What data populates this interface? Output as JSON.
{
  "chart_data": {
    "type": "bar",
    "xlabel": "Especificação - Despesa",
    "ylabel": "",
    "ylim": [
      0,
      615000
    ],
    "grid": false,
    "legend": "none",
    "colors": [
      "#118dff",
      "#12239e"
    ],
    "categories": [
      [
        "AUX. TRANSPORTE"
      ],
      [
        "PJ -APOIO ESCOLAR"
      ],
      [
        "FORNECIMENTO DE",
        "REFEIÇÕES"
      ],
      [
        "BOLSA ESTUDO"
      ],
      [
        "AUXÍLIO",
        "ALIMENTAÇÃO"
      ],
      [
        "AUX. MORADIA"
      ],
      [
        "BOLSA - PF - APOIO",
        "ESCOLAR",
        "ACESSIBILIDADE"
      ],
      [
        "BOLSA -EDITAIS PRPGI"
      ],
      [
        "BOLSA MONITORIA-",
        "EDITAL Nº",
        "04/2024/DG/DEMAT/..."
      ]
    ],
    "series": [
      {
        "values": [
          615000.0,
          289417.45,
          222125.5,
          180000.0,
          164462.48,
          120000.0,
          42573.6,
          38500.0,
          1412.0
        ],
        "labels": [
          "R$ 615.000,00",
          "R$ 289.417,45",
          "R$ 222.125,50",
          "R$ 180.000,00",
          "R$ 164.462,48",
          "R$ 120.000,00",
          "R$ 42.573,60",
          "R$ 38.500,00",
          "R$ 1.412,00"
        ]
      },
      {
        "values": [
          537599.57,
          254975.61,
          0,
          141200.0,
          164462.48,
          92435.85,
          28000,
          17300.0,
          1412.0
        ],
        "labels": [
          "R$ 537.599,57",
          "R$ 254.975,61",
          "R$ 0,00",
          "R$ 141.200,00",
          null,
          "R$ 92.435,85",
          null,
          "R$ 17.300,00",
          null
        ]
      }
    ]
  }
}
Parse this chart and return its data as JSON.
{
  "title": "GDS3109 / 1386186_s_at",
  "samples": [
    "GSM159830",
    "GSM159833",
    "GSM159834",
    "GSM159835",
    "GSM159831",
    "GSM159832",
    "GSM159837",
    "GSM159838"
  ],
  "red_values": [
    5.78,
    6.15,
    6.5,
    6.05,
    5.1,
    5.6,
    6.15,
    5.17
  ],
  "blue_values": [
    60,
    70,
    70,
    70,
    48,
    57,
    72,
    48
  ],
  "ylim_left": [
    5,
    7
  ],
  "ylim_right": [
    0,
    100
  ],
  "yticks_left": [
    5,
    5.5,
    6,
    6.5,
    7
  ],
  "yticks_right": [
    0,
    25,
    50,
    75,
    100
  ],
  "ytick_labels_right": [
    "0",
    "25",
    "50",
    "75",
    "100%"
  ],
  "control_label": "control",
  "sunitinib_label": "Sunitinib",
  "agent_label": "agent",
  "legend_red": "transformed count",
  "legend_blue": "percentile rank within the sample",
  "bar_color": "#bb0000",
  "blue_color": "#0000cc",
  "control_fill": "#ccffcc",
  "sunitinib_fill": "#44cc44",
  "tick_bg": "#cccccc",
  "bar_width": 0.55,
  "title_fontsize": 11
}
==================================================
WHAT IS ASKED:
Check each line of the entries above, and show every one holding the word "BOLSA".

SOLUTION BELOW:
        "BOLSA ESTUDO"
        "BOLSA - PF - APOIO",
        "BOLSA -EDITAIS PRPGI"
        "BOLSA MONITORIA-",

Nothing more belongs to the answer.